Objective:
Output all of the data below exactly as given.

Given records:
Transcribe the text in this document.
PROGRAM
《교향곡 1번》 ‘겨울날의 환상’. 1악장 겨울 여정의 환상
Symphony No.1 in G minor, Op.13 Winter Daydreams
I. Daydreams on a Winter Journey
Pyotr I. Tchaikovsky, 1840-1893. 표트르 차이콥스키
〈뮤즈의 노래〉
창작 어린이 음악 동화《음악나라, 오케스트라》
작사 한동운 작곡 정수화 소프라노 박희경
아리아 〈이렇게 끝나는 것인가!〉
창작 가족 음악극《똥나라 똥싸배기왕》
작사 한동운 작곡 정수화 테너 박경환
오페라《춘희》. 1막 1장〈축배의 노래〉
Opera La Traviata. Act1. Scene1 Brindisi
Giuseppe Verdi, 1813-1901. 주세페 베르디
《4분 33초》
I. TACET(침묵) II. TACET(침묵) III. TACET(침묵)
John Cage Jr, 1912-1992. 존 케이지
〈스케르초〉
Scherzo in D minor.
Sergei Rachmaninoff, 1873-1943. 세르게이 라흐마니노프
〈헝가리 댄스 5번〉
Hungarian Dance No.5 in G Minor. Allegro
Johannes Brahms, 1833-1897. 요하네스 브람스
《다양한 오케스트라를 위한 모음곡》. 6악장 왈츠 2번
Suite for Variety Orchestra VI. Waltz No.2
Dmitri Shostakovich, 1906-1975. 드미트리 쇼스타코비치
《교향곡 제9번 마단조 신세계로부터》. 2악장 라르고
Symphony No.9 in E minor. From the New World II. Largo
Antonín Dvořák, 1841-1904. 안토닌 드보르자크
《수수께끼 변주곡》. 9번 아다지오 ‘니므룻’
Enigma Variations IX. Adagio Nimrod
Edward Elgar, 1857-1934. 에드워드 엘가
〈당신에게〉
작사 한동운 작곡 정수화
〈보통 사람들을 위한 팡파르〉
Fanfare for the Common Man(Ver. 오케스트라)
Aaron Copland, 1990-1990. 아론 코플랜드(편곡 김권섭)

Result:
Transcribe the text in this document.
PROGRAM
《교향곡 1번》 ‘겨울날의 환상’. 1악장 겨울 여정의 환상
Symphony No.1 in G minor, Op.13 Winter Daydreams
I. Daydreams on a Winter Journey
Pyotr I. Tchaikovsky, 1840-1893. 표트르 차이콥스키
〈뮤즈의 노래〉
창작 어린이 음악 동화《음악나라, 오케스트라》
작사 한동운 작곡 정수화 소프라노 박희경
아리아 〈이렇게 끝나는 것인가!〉
창작 가족 음악극《똥나라 똥싸배기왕》
작사 한동운 작곡 정수화 테너 박경환
오페라《춘희》. 1막 1장〈축배의 노래〉
Opera La Traviata. Act1. Scene1 Brindisi
Giuseppe Verdi, 1813-1901. 주세페 베르디
《4분 33초》
I. TACET(침묵) II. TACET(침묵) III. TACET(침묵)
John Cage Jr, 1912-1992. 존 케이지
〈스케르초〉
Scherzo in D minor.
Sergei Rachmaninoff, 1873-1943. 세르게이 라흐마니노프
〈헝가리 댄스 5번〉
Hungarian Dance No.5 in G Minor. Allegro
Johannes Brahms, 1833-1897. 요하네스 브람스
《다양한 오케스트라를 위한 모음곡》. 6악장 왈츠 2번
Suite for Variety Orchestra VI. Waltz No.2
Dmitri Shostakovich, 1906-1975. 드미트리 쇼스타코비치
《교향곡 제9번 마단조 신세계로부터》. 2악장 라르고
Symphony No.9 in E minor. From the New World II. Largo
Antonín Dvořák, 1841-1904. 안토닌 드보르자크
《수수께끼 변주곡》. 9번 아다지오 ‘니므룻’
Enigma Variations IX. Adagio Nimrod
Edward Elgar, 1857-1934. 에드워드 엘가
〈당신에게〉
작사 한동운 작곡 정수화
〈보통 사람들을 위한 팡파르〉
Fanfare for the Common Man(Ver. 오케스트라)
Aaron Copland, 1990-1990. 아론 코플랜드(편곡 김권섭)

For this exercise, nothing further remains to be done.